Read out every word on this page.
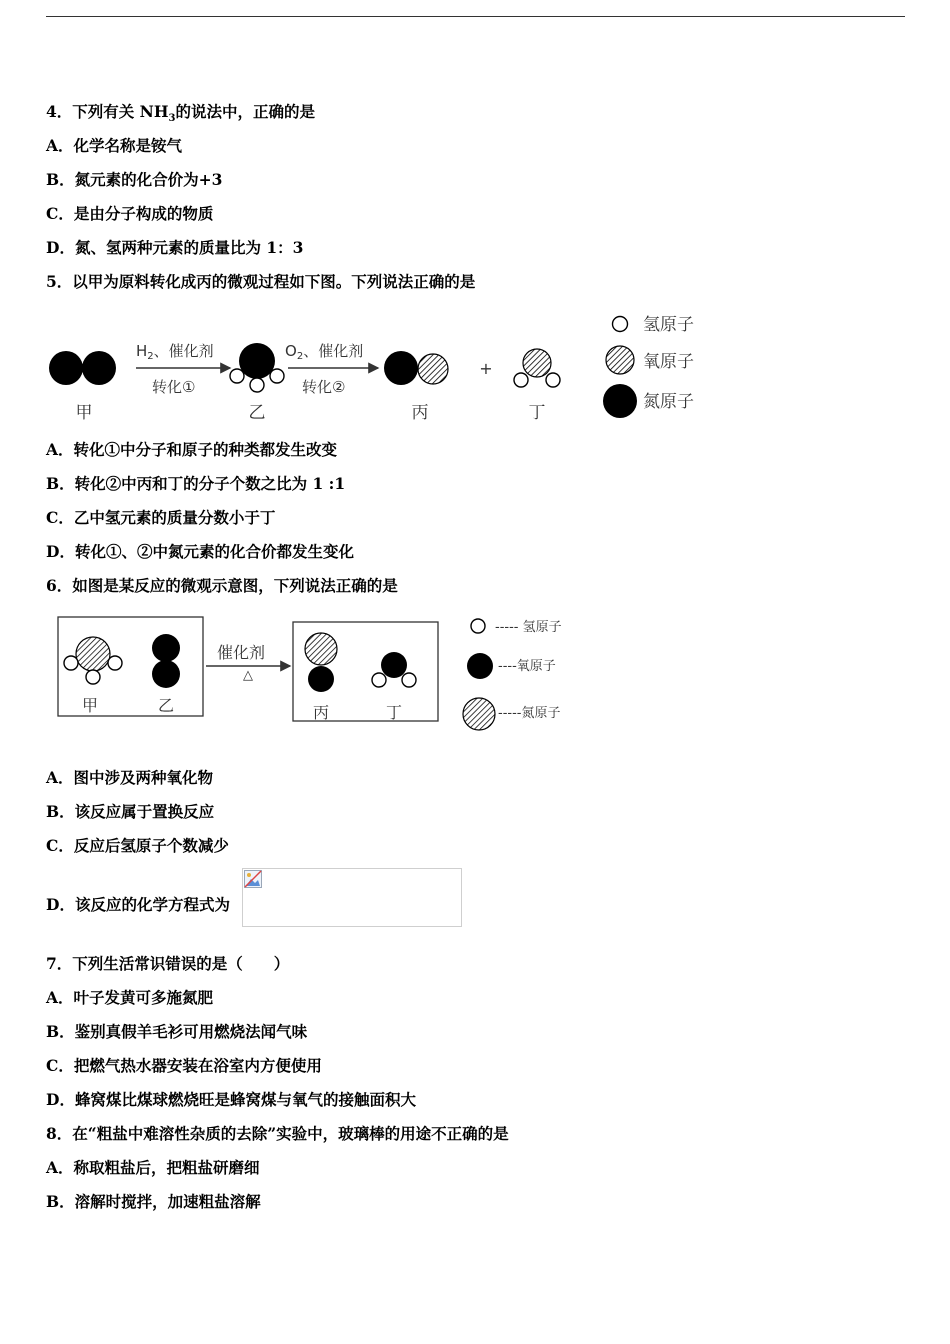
4．下列有关 $NH_3$的说法中，正确的是
A．化学名称是铵气
B．氮元素的化合价为+3
C．是由分子构成的物质
D．氮、氢两种元素的质量比为 1：3
5．以甲为原料转化成丙的微观过程如下图。下列说法正确的是
甲
$H_2$、催化剂
转化①
乙
$O_2$、催化剂
转化②
丙
+
丁
氢原子
氧原子
氮原子
A．转化①中分子和原子的种类都发生改变
B．转化②中丙和丁的分子个数之比为 1 :1
C．乙中氢元素的质量分数小于丁
D．转化①、②中氮元素的化合价都发生变化
6．如图是某反应的微观示意图，下列说法正确的是
甲	乙
催化剂
△
丙	丁
----- 氢原子
----氧原子
-----氮原子
A．图中涉及两种氧化物
B．该反应属于置换反应
C．反应后氢原子个数减少
D．该反应的化学方程式为
7．下列生活常识错误的是（　　）
A．叶子发黄可多施氮肥
B．鉴别真假羊毛衫可用燃烧法闻气味
C．把燃气热水器安装在浴室内方便使用
D．蜂窝煤比煤球燃烧旺是蜂窝煤与氧气的接触面积大
8．在“粗盐中难溶性杂质的去除”实验中，玻璃棒的用途不正确的是
A．称取粗盐后，把粗盐研磨细
B．溶解时搅拌，加速粗盐溶解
+++++
** WHAT IS NEEDED **
Give the data above again in full and unchanged, skipping the pictures.

** RESULT FOR THIS TASK **
Read out every word on this page.
4．下列有关 $NH_3$的说法中，正确的是
A．化学名称是铵气
B．氮元素的化合价为+3
C．是由分子构成的物质
D．氮、氢两种元素的质量比为 1：3
5．以甲为原料转化成丙的微观过程如下图。下列说法正确的是
甲
$H_2$、催化剂
转化①
乙
$O_2$、催化剂
转化②
丙
+
丁
氢原子
氧原子
氮原子
A．转化①中分子和原子的种类都发生改变
B．转化②中丙和丁的分子个数之比为 1 :1
C．乙中氢元素的质量分数小于丁
D．转化①、②中氮元素的化合价都发生变化
6．如图是某反应的微观示意图，下列说法正确的是
甲	乙
催化剂
△
丙	丁
----- 氢原子
----氧原子
-----氮原子
A．图中涉及两种氧化物
B．该反应属于置换反应
C．反应后氢原子个数减少
D．该反应的化学方程式为
7．下列生活常识错误的是（　　）
A．叶子发黄可多施氮肥
B．鉴别真假羊毛衫可用燃烧法闻气味
C．把燃气热水器安装在浴室内方便使用
D．蜂窝煤比煤球燃烧旺是蜂窝煤与氧气的接触面积大
8．在“粗盐中难溶性杂质的去除”实验中，玻璃棒的用途不正确的是
A．称取粗盐后，把粗盐研磨细
B．溶解时搅拌，加速粗盐溶解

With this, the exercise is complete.